TASK STATEMENT: Locate each line holding the string "color" and copy it.

SUPPLIED DATA:
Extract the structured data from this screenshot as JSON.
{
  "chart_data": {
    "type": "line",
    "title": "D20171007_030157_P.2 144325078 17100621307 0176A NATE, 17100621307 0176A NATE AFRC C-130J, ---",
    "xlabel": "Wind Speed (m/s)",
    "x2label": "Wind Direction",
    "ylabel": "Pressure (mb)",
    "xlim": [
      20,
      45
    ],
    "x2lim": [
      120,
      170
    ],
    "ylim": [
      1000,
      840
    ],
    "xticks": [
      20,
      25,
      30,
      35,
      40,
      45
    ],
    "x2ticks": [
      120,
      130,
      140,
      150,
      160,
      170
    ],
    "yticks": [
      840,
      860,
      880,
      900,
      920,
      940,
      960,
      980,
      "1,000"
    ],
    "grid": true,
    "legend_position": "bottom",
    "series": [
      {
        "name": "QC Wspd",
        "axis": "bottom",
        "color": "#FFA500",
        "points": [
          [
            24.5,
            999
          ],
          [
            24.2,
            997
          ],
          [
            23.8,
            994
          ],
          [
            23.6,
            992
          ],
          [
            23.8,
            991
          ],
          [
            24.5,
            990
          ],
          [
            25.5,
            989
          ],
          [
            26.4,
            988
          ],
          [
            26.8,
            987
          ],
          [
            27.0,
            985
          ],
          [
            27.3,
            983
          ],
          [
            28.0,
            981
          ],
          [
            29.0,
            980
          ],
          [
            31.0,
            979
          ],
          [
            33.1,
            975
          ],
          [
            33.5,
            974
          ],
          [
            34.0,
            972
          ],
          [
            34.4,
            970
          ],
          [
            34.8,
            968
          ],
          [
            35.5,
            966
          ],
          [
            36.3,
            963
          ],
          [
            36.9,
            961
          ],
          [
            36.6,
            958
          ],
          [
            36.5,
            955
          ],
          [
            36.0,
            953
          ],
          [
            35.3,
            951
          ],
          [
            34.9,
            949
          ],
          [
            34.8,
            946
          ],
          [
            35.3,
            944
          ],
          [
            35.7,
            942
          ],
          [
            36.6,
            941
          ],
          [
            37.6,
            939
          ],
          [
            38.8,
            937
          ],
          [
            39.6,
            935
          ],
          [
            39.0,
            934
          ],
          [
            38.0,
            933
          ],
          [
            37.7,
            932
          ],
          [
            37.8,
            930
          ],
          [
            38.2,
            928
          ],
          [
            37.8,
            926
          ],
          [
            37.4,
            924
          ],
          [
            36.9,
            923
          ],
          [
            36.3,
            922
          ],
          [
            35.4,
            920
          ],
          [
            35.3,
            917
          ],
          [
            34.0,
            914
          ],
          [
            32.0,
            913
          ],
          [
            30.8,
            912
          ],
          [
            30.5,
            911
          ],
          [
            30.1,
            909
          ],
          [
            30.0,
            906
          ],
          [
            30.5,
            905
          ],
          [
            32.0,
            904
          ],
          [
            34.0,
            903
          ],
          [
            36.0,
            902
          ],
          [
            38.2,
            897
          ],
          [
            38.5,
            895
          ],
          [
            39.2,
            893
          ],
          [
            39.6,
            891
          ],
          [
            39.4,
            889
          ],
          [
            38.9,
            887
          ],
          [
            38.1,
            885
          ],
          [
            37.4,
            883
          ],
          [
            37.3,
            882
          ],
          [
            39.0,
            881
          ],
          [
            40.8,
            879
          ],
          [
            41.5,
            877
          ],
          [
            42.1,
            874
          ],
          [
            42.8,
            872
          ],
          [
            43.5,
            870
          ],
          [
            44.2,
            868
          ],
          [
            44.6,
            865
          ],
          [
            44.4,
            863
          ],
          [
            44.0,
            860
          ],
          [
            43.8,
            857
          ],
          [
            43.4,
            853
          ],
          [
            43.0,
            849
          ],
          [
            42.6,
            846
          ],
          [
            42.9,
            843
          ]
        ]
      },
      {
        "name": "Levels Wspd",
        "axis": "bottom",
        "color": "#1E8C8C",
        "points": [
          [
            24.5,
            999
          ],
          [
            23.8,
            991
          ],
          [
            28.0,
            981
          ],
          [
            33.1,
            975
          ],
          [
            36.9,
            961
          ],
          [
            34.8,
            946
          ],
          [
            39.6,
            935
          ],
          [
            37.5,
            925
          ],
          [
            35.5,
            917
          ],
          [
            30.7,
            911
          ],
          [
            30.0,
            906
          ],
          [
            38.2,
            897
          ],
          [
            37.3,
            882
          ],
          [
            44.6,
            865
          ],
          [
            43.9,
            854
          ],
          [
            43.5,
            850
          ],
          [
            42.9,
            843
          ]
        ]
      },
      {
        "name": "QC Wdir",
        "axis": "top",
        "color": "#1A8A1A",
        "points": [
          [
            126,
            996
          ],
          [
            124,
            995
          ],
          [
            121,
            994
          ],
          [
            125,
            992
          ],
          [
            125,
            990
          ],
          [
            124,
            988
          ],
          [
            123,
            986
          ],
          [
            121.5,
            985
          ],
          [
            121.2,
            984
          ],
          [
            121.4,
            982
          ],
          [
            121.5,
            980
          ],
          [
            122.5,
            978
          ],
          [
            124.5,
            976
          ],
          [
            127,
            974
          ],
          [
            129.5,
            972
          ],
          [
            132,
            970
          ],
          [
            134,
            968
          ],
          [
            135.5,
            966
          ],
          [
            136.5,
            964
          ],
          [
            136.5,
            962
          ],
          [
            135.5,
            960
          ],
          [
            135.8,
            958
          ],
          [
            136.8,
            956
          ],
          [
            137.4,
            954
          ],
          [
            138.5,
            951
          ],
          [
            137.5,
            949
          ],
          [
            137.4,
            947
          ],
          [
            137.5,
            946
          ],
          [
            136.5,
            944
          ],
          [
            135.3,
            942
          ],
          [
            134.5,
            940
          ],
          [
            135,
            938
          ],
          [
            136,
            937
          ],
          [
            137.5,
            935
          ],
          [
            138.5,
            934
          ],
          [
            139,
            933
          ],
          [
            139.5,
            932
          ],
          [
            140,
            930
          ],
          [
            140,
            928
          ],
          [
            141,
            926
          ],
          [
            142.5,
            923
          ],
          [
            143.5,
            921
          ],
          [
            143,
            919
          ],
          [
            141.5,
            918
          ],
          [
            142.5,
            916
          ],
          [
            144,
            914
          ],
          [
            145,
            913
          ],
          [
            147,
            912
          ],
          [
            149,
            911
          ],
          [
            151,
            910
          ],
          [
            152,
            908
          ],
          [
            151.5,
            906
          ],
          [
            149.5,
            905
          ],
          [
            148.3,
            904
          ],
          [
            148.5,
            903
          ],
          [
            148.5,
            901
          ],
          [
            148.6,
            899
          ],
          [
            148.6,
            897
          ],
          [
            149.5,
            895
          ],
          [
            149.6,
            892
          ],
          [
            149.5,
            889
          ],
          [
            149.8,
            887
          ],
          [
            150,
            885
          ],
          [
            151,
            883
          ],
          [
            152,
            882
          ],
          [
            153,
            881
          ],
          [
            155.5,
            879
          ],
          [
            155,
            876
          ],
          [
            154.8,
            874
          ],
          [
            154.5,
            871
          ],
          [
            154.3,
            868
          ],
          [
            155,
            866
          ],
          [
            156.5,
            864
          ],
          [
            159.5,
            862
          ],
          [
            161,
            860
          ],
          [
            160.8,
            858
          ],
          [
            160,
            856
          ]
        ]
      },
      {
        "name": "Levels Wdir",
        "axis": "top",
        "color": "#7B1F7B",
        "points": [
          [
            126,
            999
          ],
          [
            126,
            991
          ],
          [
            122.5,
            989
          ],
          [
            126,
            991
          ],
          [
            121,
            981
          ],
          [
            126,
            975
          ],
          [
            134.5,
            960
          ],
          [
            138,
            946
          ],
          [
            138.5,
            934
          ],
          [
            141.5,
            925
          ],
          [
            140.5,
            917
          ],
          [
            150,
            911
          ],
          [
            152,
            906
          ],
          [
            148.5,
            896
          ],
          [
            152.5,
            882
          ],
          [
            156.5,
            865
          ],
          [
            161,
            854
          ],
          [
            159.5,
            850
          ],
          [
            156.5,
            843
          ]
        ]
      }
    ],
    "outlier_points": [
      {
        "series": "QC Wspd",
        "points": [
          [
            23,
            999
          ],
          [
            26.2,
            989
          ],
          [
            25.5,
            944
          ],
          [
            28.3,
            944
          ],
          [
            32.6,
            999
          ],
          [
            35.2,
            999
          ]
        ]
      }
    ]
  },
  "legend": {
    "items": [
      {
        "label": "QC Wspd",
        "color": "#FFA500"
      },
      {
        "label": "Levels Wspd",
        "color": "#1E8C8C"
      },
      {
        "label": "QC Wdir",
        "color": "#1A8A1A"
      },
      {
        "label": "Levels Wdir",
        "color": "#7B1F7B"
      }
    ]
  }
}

WRITTEN ANSWER:
        "color": "#FFA500",
        "color": "#1E8C8C",
        "color": "#1A8A1A",
        "color": "#7B1F7B",
        "color": "#FFA500"
        "color": "#1E8C8C"
        "color": "#1A8A1A"
        "color": "#7B1F7B"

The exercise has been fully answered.